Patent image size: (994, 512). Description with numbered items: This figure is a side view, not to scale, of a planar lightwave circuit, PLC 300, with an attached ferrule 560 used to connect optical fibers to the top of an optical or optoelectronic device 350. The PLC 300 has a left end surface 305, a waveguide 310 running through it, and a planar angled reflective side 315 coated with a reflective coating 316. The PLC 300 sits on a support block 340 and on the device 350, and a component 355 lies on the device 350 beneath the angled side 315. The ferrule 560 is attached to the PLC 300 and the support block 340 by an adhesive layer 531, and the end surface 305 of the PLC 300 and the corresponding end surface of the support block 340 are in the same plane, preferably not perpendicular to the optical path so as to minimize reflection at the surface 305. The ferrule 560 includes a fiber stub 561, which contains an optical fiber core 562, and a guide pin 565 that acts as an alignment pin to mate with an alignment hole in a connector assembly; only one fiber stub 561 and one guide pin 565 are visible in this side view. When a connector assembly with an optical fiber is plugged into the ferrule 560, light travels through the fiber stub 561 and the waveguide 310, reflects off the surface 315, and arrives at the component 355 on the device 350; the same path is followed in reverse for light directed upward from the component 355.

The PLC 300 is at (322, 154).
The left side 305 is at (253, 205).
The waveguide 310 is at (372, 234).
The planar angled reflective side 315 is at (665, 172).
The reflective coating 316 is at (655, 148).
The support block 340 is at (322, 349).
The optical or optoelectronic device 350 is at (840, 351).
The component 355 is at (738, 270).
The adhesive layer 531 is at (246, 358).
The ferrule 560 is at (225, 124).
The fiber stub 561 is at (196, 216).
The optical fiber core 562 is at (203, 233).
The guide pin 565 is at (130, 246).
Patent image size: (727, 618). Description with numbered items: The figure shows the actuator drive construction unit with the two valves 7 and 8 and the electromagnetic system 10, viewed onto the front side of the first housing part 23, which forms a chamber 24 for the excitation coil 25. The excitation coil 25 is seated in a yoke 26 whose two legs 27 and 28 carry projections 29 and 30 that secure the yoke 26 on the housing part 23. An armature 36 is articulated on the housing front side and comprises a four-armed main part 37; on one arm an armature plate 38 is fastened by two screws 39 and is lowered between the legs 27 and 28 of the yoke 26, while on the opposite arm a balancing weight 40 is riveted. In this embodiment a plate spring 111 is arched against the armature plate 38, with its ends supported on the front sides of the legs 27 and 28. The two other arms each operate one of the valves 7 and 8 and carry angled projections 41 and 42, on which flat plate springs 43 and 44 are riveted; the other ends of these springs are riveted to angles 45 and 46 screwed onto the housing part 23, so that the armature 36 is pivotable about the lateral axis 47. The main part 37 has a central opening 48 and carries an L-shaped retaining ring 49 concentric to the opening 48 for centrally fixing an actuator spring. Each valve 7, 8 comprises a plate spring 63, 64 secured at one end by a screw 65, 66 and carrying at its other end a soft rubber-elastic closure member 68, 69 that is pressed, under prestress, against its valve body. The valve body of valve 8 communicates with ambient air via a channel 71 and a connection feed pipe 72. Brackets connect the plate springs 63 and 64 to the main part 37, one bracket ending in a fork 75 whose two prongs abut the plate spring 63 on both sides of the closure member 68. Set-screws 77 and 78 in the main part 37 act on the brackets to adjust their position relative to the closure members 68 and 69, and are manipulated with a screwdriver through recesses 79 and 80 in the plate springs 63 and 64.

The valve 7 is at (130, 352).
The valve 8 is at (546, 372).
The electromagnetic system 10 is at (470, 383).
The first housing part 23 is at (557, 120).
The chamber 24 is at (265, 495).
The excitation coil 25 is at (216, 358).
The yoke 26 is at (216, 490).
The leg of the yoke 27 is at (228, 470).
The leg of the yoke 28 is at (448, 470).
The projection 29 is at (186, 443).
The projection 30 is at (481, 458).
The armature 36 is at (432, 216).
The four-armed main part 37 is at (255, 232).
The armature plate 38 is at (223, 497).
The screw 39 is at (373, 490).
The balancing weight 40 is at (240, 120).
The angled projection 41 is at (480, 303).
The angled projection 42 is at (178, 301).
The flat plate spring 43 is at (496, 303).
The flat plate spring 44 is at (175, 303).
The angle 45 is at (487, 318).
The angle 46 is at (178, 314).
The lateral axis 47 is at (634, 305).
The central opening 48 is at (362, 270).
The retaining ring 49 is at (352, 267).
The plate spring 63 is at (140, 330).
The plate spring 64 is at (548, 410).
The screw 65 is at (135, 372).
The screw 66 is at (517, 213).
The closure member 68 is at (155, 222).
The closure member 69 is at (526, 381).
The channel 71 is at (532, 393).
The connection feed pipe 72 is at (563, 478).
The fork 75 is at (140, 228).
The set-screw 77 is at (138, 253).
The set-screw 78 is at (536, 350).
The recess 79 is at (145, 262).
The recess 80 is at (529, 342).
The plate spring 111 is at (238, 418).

◆ Short exercise ◆
Retype every line of both rows above with no changes.

◆ Exercise output ◆
Patent image size: (994, 512). Description with numbered items: This figure is a side view, not to scale, of a planar lightwave circuit, PLC 300, with an attached ferrule 560 used to connect optical fibers to the top of an optical or optoelectronic device 350. The PLC 300 has a left end surface 305, a waveguide 310 running through it, and a planar angled reflective side 315 coated with a reflective coating 316. The PLC 300 sits on a support block 340 and on the device 350, and a component 355 lies on the device 350 beneath the angled side 315. The ferrule 560 is attached to the PLC 300 and the support block 340 by an adhesive layer 531, and the end surface 305 of the PLC 300 and the corresponding end surface of the support block 340 are in the same plane, preferably not perpendicular to the optical path so as to minimize reflection at the surface 305. The ferrule 560 includes a fiber stub 561, which contains an optical fiber core 562, and a guide pin 565 that acts as an alignment pin to mate with an alignment hole in a connector assembly; only one fiber stub 561 and one guide pin 565 are visible in this side view. When a connector assembly with an optical fiber is plugged into the ferrule 560, light travels through the fiber stub 561 and the waveguide 310, reflects off the surface 315, and arrives at the component 355 on the device 350; the same path is followed in reverse for light directed upward from the component 355.

The PLC 300 is at (322, 154).
The left side 305 is at (253, 205).
The waveguide 310 is at (372, 234).
The planar angled reflective side 315 is at (665, 172).
The reflective coating 316 is at (655, 148).
The support block 340 is at (322, 349).
The optical or optoelectronic device 350 is at (840, 351).
The component 355 is at (738, 270).
The adhesive layer 531 is at (246, 358).
The ferrule 560 is at (225, 124).
The fiber stub 561 is at (196, 216).
The optical fiber core 562 is at (203, 233).
The guide pin 565 is at (130, 246).
Patent image size: (727, 618). Description with numbered items: The figure shows the actuator drive construction unit with the two valves 7 and 8 and the electromagnetic system 10, viewed onto the front side of the first housing part 23, which forms a chamber 24 for the excitation coil 25. The excitation coil 25 is seated in a yoke 26 whose two legs 27 and 28 carry projections 29 and 30 that secure the yoke 26 on the housing part 23. An armature 36 is articulated on the housing front side and comprises a four-armed main part 37; on one arm an armature plate 38 is fastened by two screws 39 and is lowered between the legs 27 and 28 of the yoke 26, while on the opposite arm a balancing weight 40 is riveted. In this embodiment a plate spring 111 is arched against the armature plate 38, with its ends supported on the front sides of the legs 27 and 28. The two other arms each operate one of the valves 7 and 8 and carry angled projections 41 and 42, on which flat plate springs 43 and 44 are riveted; the other ends of these springs are riveted to angles 45 and 46 screwed onto the housing part 23, so that the armature 36 is pivotable about the lateral axis 47. The main part 37 has a central opening 48 and carries an L-shaped retaining ring 49 concentric to the opening 48 for centrally fixing an actuator spring. Each valve 7, 8 comprises a plate spring 63, 64 secured at one end by a screw 65, 66 and carrying at its other end a soft rubber-elastic closure member 68, 69 that is pressed, under prestress, against its valve body. The valve body of valve 8 communicates with ambient air via a channel 71 and a connection feed pipe 72. Brackets connect the plate springs 63 and 64 to the main part 37, one bracket ending in a fork 75 whose two prongs abut the plate spring 63 on both sides of the closure member 68. Set-screws 77 and 78 in the main part 37 act on the brackets to adjust their position relative to the closure members 68 and 69, and are manipulated with a screwdriver through recesses 79 and 80 in the plate springs 63 and 64.

The valve 7 is at (130, 352).
The valve 8 is at (546, 372).
The electromagnetic system 10 is at (470, 383).
The first housing part 23 is at (557, 120).
The chamber 24 is at (265, 495).
The excitation coil 25 is at (216, 358).
The yoke 26 is at (216, 490).
The leg of the yoke 27 is at (228, 470).
The leg of the yoke 28 is at (448, 470).
The projection 29 is at (186, 443).
The projection 30 is at (481, 458).
The armature 36 is at (432, 216).
The four-armed main part 37 is at (255, 232).
The armature plate 38 is at (223, 497).
The screw 39 is at (373, 490).
The balancing weight 40 is at (240, 120).
The angled projection 41 is at (480, 303).
The angled projection 42 is at (178, 301).
The flat plate spring 43 is at (496, 303).
The flat plate spring 44 is at (175, 303).
The angle 45 is at (487, 318).
The angle 46 is at (178, 314).
The lateral axis 47 is at (634, 305).
The central opening 48 is at (362, 270).
The retaining ring 49 is at (352, 267).
The plate spring 63 is at (140, 330).
The plate spring 64 is at (548, 410).
The screw 65 is at (135, 372).
The screw 66 is at (517, 213).
The closure member 68 is at (155, 222).
The closure member 69 is at (526, 381).
The channel 71 is at (532, 393).
The connection feed pipe 72 is at (563, 478).
The fork 75 is at (140, 228).
The set-screw 77 is at (138, 253).
The set-screw 78 is at (536, 350).
The recess 79 is at (145, 262).
The recess 80 is at (529, 342).
The plate spring 111 is at (238, 418).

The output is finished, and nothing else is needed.